(Stored entries)
===

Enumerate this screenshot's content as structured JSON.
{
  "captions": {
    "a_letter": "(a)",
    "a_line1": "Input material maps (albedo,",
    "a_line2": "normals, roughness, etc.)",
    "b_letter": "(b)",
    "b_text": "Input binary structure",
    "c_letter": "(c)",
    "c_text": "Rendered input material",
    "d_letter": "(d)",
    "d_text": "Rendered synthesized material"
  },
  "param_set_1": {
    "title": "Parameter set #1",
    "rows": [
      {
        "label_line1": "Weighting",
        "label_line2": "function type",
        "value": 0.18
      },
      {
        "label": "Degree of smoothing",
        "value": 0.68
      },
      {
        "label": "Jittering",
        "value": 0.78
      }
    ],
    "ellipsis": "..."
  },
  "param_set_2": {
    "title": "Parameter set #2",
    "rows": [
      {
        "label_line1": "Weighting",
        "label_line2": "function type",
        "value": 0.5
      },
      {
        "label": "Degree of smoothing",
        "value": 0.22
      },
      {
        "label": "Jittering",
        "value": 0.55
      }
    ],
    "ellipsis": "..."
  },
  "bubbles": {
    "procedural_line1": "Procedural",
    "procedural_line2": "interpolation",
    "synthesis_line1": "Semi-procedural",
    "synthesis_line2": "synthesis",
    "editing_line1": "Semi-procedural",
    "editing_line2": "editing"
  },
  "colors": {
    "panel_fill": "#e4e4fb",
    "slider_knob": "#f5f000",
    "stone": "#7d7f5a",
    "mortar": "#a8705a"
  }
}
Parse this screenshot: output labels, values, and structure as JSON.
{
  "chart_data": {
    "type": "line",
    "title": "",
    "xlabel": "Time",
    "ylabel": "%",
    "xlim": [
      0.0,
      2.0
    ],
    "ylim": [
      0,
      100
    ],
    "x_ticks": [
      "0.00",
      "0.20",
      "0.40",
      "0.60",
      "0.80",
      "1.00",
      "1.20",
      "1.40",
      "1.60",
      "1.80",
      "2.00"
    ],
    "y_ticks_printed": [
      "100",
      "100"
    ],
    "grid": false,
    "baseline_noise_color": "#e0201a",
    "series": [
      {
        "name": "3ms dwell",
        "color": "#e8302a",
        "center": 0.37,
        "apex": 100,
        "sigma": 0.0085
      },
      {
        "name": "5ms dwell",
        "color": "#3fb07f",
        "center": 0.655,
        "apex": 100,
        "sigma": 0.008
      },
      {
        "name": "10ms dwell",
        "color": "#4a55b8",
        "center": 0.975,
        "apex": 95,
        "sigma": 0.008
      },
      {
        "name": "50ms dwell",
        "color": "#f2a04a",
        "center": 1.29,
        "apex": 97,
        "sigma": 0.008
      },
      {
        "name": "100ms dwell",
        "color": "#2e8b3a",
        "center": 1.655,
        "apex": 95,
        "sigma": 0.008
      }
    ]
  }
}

===

### Your objective
Gather up every line in the data above that contains the word "this", copying each one.

### Exercise output
Enumerate this screenshot's content as structured JSON.
Parse this screenshot: output labels, values, and structure as JSON.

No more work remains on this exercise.